- [GIVEN RECORDS]
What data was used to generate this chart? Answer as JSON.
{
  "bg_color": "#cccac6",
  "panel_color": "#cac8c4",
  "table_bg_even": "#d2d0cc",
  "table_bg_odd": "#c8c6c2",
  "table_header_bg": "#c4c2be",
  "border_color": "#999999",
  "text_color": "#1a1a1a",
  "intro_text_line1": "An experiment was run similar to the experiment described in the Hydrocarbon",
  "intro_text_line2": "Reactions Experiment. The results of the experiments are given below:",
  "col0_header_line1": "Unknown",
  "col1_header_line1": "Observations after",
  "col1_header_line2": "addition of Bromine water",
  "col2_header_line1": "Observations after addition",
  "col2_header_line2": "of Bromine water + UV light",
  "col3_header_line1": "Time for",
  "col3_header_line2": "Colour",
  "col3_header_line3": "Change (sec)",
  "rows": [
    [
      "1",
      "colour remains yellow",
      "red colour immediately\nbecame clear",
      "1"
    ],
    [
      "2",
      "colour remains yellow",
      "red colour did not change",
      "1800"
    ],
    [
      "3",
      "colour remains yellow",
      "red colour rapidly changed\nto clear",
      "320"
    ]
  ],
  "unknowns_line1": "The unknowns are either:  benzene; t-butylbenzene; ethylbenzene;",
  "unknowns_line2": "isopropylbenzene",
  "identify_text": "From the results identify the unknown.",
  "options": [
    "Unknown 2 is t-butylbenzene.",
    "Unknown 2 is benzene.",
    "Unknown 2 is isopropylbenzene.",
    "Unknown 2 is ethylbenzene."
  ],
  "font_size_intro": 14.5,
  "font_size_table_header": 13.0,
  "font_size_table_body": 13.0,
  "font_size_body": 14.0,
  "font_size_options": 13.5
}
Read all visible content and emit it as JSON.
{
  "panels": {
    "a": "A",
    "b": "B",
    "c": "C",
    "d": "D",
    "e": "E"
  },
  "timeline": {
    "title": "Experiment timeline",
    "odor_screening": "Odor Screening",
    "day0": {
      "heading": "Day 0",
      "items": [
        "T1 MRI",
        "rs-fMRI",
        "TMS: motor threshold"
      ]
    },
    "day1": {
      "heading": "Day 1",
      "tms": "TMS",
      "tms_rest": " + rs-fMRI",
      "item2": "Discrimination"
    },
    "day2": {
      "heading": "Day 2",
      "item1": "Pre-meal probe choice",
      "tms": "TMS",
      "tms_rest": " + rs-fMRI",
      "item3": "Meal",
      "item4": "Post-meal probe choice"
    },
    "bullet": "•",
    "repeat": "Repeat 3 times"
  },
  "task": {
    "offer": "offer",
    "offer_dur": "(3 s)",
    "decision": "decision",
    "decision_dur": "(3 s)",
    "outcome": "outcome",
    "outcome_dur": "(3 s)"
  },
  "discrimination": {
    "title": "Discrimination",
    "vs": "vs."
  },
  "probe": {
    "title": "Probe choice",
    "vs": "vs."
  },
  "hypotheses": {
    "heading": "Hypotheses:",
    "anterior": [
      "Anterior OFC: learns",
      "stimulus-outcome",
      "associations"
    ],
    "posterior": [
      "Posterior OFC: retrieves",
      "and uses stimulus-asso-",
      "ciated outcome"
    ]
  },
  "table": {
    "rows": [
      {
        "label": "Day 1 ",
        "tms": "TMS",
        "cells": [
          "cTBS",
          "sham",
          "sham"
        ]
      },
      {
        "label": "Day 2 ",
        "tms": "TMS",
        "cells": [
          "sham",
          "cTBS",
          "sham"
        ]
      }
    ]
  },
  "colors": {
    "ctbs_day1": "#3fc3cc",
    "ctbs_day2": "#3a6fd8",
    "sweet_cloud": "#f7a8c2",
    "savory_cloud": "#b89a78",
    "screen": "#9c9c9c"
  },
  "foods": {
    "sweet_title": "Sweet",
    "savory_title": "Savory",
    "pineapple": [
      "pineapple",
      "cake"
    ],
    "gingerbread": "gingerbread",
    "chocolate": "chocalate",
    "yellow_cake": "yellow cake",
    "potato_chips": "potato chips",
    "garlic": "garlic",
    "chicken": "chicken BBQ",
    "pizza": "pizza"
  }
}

- [WHAT THE TASK REQUIRES]
From the data above, copy out every line with the string "water" in it.

- [ANSWER TO THIS EXERCISE]
  "col1_header_line2": "addition of Bromine water",
  "col2_header_line2": "of Bromine water + UV light",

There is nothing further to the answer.